#### [AIM]
Review the material and extract every line in which the word "Pane" occurs.

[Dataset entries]
────────

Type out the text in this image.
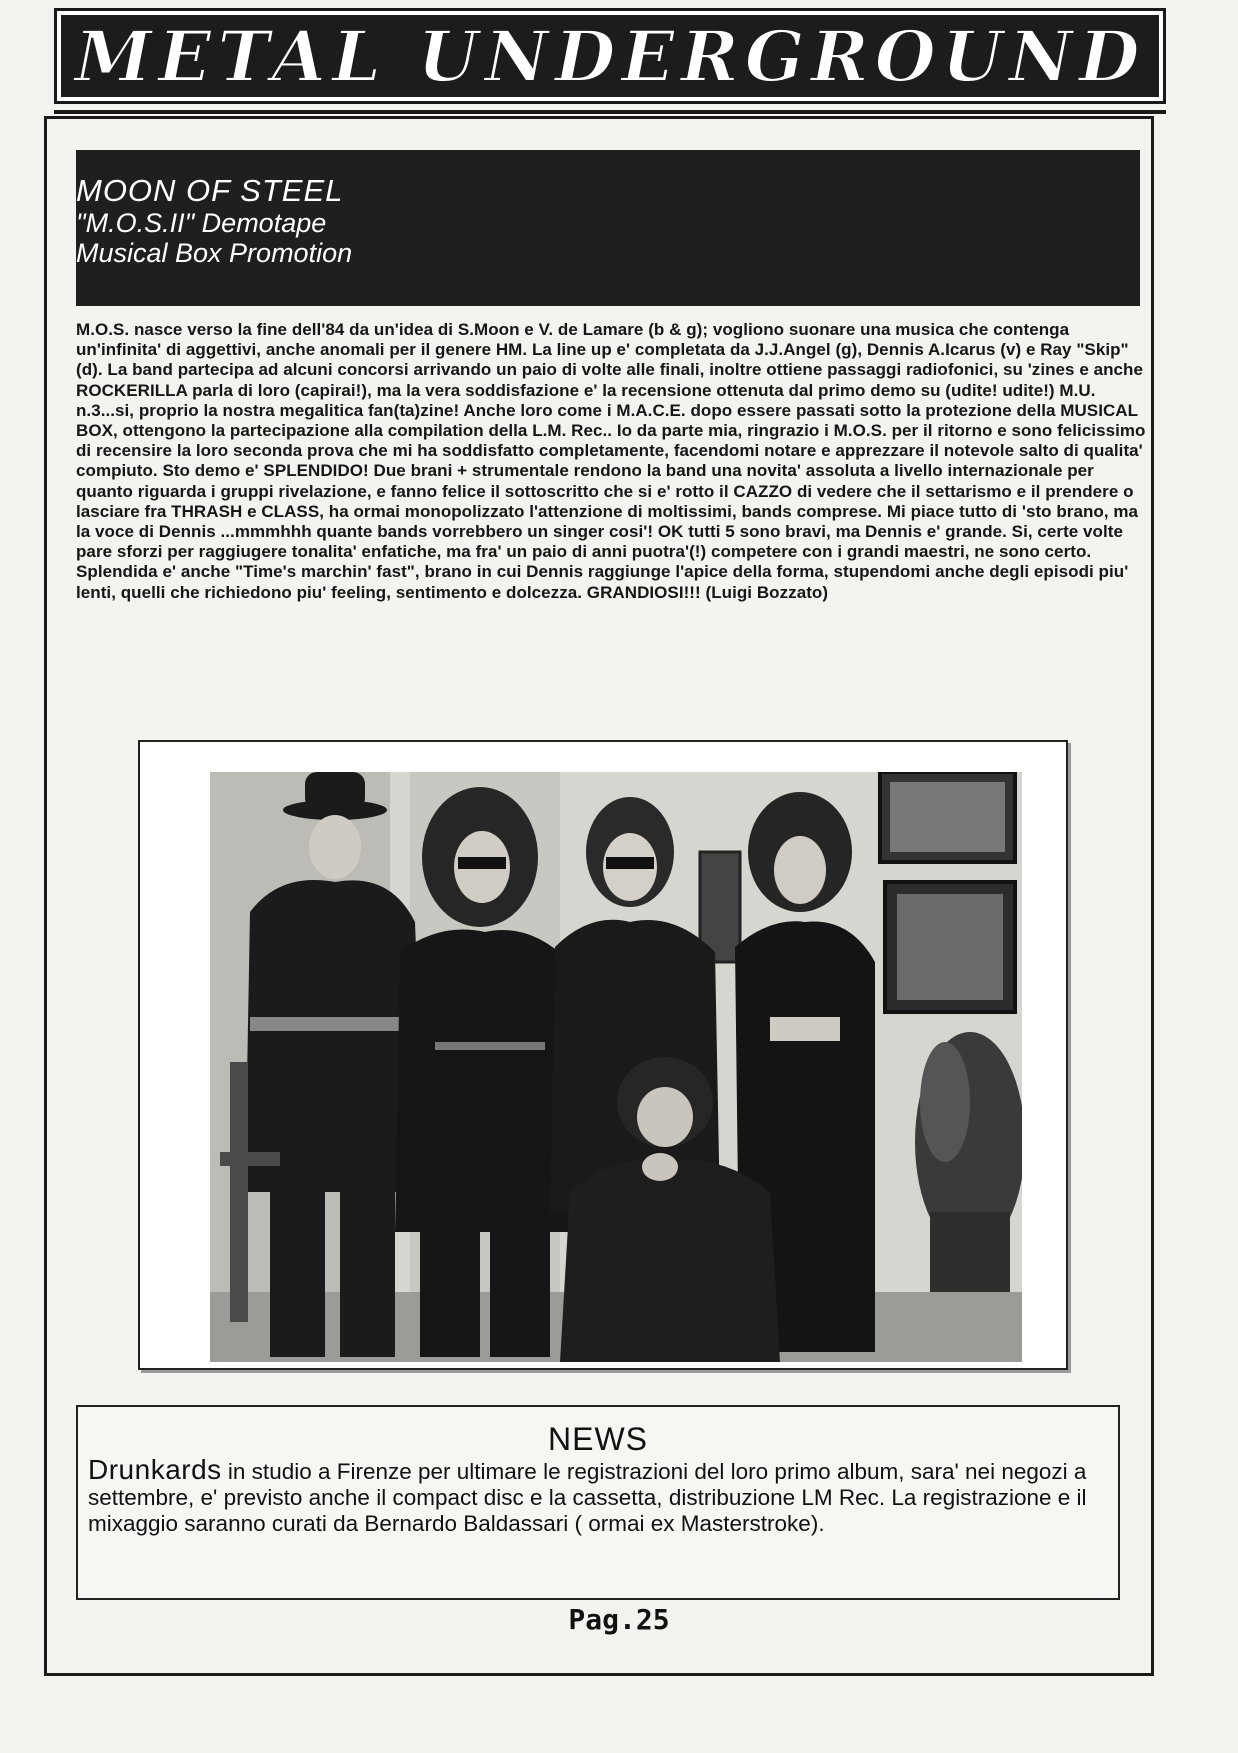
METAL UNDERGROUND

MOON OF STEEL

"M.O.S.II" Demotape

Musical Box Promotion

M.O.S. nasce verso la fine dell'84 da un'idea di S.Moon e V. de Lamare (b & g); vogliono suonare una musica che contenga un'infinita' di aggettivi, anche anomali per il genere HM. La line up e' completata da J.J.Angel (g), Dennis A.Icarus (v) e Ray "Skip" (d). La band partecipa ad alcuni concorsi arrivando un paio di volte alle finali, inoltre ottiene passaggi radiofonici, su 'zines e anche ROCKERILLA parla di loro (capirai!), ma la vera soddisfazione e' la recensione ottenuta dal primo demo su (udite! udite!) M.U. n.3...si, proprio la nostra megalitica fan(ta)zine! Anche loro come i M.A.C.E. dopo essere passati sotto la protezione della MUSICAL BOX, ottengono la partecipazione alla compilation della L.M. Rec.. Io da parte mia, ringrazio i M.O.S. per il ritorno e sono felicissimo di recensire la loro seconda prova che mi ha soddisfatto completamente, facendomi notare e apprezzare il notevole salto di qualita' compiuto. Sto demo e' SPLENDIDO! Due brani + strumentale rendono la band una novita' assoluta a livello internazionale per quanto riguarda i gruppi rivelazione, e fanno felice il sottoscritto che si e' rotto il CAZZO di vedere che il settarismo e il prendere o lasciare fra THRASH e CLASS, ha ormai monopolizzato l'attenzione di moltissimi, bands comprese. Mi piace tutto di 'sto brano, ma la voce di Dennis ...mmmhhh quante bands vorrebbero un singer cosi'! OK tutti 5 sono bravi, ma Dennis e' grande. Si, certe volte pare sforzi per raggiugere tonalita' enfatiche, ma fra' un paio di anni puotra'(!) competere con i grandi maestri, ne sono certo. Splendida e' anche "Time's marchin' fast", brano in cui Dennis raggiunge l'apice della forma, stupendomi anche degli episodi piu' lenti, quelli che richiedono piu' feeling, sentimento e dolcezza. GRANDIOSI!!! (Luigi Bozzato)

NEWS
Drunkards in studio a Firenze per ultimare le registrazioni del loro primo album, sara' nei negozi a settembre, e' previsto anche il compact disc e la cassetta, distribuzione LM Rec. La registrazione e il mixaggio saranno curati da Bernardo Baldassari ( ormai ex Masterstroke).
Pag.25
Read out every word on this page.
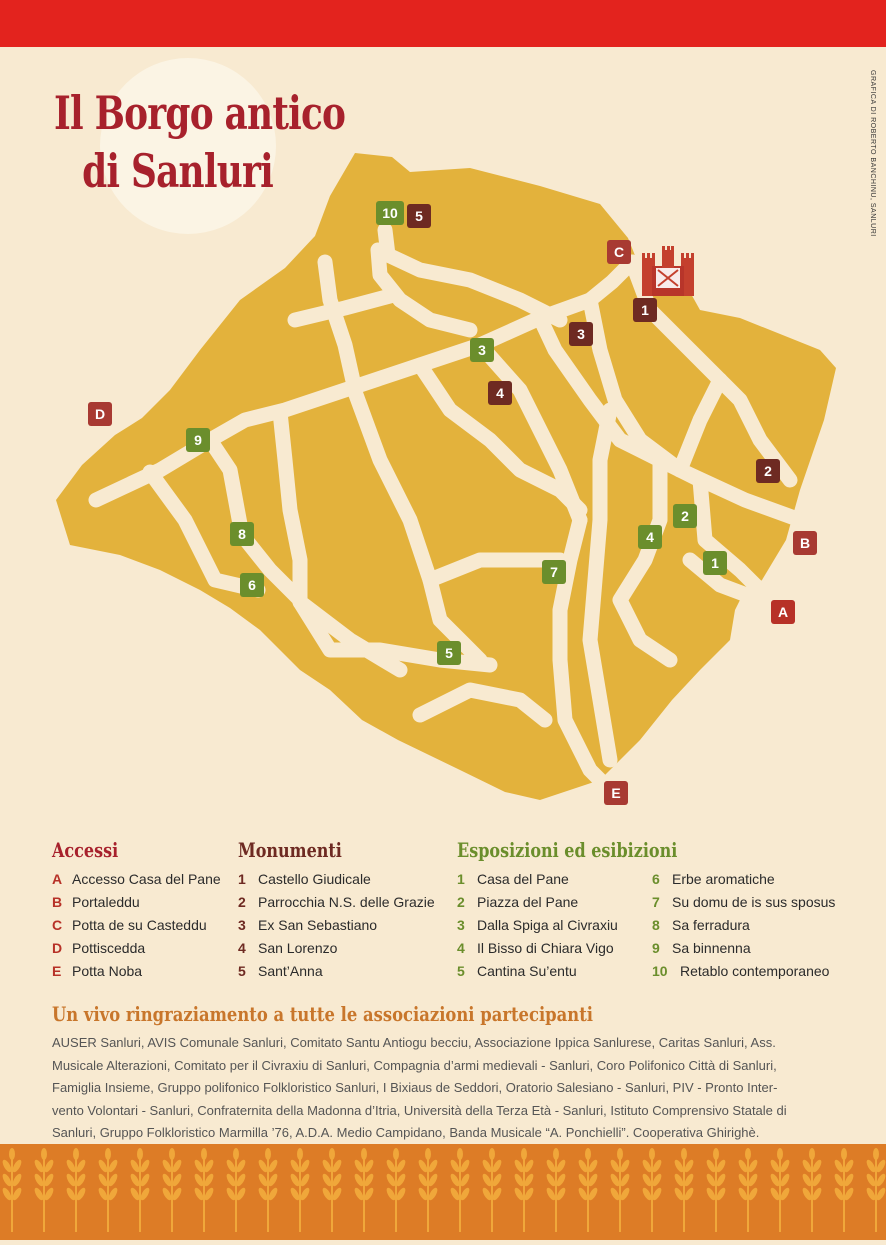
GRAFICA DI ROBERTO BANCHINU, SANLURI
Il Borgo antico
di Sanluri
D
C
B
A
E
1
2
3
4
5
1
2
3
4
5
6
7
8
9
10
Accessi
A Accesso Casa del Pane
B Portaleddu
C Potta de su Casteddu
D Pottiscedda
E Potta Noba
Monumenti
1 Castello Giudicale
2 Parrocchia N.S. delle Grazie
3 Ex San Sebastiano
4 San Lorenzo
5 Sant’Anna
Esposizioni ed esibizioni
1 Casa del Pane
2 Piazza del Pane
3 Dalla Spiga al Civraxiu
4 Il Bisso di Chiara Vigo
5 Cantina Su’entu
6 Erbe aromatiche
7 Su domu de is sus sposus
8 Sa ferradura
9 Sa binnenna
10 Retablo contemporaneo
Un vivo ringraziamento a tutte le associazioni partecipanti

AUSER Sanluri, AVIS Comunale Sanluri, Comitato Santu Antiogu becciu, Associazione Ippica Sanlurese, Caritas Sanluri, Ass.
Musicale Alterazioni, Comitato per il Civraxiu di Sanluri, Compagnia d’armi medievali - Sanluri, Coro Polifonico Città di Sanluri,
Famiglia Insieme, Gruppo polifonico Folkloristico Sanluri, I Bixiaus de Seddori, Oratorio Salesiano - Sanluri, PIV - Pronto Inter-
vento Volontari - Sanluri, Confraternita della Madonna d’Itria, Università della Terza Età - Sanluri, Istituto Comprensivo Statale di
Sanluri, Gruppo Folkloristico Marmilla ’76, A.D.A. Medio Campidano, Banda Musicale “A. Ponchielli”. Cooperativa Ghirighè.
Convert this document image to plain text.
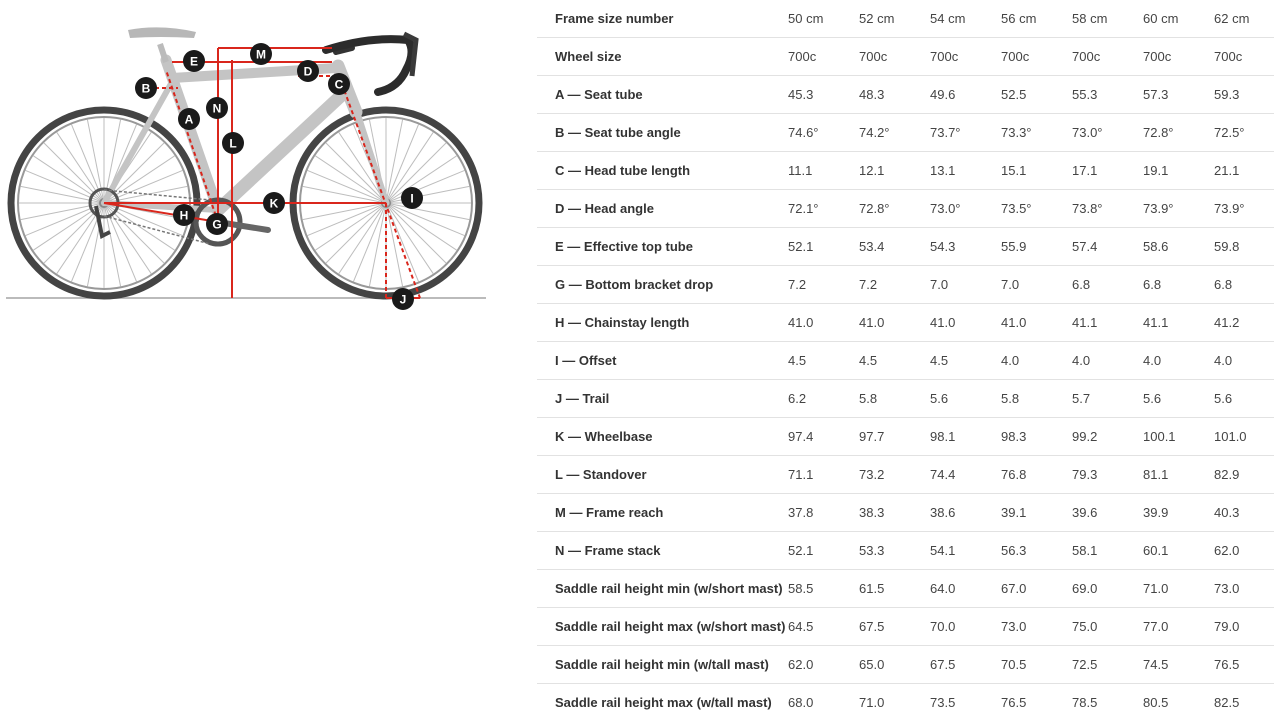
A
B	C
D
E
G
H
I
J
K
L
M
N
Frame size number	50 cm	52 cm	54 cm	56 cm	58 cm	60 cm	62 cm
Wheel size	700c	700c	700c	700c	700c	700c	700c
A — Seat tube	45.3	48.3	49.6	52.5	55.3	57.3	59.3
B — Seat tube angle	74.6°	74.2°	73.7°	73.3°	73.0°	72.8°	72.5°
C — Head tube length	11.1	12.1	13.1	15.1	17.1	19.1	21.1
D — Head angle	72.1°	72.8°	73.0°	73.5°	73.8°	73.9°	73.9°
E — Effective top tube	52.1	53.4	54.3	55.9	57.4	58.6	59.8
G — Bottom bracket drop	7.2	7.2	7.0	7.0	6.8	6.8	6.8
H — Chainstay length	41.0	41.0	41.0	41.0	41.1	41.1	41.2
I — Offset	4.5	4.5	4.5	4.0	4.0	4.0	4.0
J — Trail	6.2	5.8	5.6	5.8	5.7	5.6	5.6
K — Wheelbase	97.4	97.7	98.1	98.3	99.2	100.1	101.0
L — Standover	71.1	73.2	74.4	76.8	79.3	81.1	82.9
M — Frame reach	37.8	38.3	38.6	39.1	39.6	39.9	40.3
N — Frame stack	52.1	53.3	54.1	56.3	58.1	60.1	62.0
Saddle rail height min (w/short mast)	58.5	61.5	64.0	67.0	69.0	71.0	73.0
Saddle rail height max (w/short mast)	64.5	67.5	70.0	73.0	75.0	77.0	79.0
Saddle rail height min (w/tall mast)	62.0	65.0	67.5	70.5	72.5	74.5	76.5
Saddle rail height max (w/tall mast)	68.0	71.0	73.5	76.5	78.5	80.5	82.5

────────

#### [COMPLETE RESPONSE]
A Accesso Casa del Pane
1 Casa del Pane
2 Piazza del Pane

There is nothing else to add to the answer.